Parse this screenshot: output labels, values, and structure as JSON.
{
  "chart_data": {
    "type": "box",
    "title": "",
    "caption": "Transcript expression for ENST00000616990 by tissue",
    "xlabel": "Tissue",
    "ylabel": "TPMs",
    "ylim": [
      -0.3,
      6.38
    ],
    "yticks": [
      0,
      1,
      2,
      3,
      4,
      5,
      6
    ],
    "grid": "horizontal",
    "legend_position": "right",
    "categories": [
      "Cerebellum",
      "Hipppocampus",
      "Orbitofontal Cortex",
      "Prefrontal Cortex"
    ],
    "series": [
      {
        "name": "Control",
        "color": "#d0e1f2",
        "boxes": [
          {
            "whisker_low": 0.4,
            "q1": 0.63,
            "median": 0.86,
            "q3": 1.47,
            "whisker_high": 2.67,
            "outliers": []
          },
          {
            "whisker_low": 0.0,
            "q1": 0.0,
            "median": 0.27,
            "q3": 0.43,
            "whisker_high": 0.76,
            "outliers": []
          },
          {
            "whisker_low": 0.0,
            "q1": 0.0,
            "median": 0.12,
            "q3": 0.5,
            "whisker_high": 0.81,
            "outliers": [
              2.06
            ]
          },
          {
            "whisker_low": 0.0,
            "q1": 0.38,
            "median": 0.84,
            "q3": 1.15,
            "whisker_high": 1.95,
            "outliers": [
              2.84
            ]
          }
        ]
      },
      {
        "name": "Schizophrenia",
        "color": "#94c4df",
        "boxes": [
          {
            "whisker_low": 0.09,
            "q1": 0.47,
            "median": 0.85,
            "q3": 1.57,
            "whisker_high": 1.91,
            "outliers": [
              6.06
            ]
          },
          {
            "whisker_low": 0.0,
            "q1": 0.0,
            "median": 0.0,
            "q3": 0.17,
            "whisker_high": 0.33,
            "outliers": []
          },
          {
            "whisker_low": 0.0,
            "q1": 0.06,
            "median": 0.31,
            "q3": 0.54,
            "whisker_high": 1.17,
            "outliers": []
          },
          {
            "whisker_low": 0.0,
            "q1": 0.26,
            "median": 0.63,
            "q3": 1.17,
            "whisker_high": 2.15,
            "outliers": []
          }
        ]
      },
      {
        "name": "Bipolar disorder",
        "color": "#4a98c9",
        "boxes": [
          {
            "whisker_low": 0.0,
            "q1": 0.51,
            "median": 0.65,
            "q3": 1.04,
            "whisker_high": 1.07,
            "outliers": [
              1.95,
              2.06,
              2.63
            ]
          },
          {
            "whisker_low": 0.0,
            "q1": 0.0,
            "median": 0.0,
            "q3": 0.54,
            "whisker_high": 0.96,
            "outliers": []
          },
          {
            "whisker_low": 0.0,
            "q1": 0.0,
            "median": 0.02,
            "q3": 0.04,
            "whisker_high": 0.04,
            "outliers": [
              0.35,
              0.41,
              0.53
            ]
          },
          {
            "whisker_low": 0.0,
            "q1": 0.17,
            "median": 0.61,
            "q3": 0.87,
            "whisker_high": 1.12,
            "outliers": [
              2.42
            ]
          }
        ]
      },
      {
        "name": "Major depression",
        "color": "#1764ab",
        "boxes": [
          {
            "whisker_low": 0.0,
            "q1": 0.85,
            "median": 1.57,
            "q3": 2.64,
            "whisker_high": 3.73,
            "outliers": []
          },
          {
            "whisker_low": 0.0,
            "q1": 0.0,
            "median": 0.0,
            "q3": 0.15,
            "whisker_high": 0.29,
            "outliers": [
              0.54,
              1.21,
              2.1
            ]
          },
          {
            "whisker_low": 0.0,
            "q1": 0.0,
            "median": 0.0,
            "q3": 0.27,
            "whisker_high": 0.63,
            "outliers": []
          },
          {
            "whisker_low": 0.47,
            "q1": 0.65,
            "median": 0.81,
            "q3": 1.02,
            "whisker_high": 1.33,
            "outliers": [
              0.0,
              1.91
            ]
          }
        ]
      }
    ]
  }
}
::::
- Problem to work on: Copy out every line in the listing where the word "Cortex" appears.

- Task solution:
      "Orbitofontal Cortex",
      "Prefrontal Cortex"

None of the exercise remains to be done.